(What is being asked) Report how many lines contain "delle". The answer is a single number.

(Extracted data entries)
--- --- ---

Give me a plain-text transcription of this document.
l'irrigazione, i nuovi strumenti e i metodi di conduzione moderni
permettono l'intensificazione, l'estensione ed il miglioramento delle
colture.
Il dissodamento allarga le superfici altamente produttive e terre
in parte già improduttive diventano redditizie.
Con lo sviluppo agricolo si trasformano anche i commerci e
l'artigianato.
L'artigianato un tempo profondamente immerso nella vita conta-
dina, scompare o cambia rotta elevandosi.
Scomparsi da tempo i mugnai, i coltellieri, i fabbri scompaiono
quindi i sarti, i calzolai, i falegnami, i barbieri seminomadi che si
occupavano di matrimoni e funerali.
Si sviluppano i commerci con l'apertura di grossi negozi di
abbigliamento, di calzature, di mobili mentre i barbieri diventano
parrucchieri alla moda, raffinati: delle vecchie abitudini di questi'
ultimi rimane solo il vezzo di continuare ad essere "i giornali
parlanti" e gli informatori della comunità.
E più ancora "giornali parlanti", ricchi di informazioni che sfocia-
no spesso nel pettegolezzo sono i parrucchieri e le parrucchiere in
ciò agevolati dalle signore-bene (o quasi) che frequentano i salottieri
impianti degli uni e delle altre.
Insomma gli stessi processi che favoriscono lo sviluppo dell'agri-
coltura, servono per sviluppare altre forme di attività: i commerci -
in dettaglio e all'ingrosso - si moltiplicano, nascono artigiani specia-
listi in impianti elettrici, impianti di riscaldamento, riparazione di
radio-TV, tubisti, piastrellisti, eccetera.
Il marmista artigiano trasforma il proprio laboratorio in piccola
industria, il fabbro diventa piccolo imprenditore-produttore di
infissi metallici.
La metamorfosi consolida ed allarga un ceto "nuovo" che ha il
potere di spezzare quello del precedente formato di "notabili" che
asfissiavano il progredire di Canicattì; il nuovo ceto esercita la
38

--- --- ---

(Answer to this task) 3